▶ _Work to be completed_:
Pull out every line below that contains the word "home".

▶ _Supplied data_:
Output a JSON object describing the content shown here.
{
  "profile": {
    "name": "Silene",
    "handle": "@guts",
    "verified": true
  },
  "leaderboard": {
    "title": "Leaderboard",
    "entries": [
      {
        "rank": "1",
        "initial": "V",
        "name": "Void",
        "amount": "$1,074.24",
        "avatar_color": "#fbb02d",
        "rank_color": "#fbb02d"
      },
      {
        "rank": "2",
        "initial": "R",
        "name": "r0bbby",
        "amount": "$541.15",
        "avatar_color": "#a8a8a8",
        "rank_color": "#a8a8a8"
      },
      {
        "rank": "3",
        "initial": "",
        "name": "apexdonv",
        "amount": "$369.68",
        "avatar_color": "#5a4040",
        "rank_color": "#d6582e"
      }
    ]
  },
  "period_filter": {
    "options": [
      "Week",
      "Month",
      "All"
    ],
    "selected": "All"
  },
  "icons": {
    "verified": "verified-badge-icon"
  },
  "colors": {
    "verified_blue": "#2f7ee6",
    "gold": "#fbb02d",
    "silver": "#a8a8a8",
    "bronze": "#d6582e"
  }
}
==
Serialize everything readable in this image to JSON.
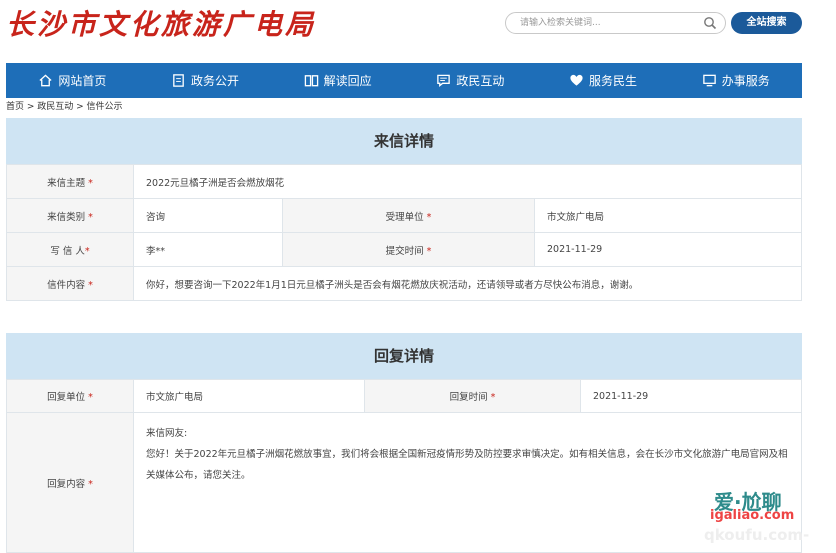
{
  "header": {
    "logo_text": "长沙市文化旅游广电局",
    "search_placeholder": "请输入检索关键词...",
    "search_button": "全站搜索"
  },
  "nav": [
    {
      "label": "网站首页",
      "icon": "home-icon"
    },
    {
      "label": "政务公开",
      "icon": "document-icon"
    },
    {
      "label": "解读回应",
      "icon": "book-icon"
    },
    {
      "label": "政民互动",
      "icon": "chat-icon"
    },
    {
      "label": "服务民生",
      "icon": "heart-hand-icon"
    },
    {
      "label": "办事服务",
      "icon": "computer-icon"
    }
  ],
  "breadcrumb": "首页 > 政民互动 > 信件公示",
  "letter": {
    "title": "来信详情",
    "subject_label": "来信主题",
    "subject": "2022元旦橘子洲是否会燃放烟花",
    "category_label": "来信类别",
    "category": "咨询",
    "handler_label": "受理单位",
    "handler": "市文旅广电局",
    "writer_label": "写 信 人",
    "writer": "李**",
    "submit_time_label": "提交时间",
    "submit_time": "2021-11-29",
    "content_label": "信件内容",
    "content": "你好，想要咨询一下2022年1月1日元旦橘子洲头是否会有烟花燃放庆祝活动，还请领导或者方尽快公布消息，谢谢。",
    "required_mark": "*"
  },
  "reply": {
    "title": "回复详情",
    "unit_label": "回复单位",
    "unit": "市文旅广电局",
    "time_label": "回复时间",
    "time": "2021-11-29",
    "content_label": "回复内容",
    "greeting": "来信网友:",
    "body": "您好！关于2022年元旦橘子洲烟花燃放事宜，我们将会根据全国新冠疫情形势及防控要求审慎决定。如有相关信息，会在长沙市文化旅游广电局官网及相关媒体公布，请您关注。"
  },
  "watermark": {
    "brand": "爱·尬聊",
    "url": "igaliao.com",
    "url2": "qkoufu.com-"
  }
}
--
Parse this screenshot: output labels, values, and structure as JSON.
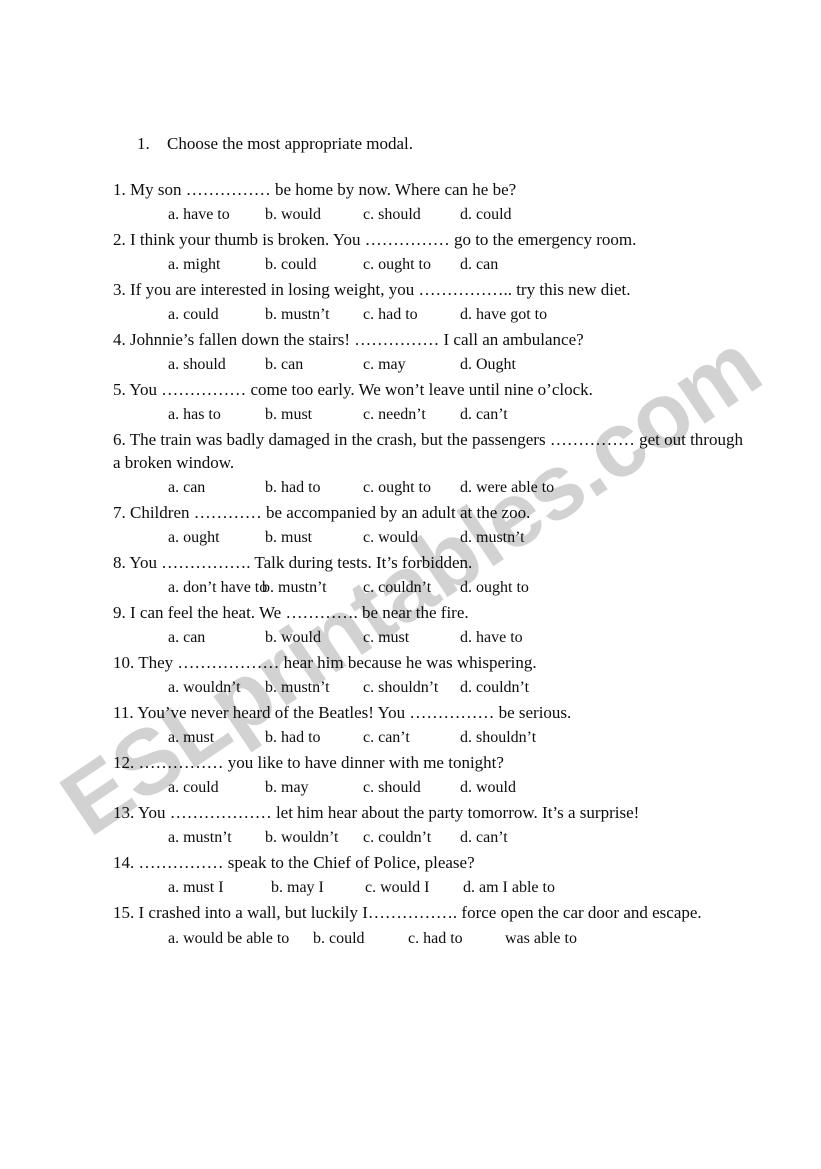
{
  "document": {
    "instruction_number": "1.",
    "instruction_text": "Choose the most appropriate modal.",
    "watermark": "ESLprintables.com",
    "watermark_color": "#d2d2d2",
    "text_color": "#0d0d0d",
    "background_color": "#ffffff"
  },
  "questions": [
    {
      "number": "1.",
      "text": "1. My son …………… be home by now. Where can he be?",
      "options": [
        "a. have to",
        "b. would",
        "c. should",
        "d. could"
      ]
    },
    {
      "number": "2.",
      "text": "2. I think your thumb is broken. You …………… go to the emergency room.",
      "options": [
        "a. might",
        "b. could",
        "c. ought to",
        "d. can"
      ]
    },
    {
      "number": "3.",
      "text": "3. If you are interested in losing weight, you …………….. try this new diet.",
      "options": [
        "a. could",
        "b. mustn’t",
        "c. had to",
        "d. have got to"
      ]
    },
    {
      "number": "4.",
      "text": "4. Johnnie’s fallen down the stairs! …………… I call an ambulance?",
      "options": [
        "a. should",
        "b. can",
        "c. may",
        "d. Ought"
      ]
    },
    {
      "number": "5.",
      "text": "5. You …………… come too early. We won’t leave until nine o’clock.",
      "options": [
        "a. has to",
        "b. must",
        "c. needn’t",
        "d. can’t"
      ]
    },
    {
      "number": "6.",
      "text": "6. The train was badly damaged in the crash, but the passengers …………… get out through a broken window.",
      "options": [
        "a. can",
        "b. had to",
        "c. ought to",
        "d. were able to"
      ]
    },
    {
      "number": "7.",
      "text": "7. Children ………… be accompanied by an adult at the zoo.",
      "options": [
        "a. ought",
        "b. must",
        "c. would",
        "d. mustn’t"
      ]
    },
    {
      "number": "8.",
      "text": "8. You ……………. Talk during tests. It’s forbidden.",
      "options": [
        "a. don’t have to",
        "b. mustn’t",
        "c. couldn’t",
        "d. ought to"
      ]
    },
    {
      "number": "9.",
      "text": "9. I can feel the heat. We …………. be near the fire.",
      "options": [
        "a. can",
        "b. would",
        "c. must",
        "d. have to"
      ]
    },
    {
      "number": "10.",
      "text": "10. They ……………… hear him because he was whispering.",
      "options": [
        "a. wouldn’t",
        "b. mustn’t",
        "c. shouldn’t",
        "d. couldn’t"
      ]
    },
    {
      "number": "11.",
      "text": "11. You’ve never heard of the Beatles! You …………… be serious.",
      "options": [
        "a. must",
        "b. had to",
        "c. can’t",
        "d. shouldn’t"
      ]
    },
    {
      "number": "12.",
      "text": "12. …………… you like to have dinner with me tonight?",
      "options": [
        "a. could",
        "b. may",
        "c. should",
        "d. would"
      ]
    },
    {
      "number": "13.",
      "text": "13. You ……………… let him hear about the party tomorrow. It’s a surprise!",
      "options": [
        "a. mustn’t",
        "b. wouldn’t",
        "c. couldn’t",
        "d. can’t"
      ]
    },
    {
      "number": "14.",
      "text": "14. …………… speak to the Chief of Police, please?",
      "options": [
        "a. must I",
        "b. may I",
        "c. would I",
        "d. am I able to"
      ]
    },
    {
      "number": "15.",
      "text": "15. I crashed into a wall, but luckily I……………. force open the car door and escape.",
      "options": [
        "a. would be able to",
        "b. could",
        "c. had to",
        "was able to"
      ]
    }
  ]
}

▶ _Answer for this exercise_:
      "icon": "home-icon"
      "text": "1. My son …………… be home by now. Where can he be?",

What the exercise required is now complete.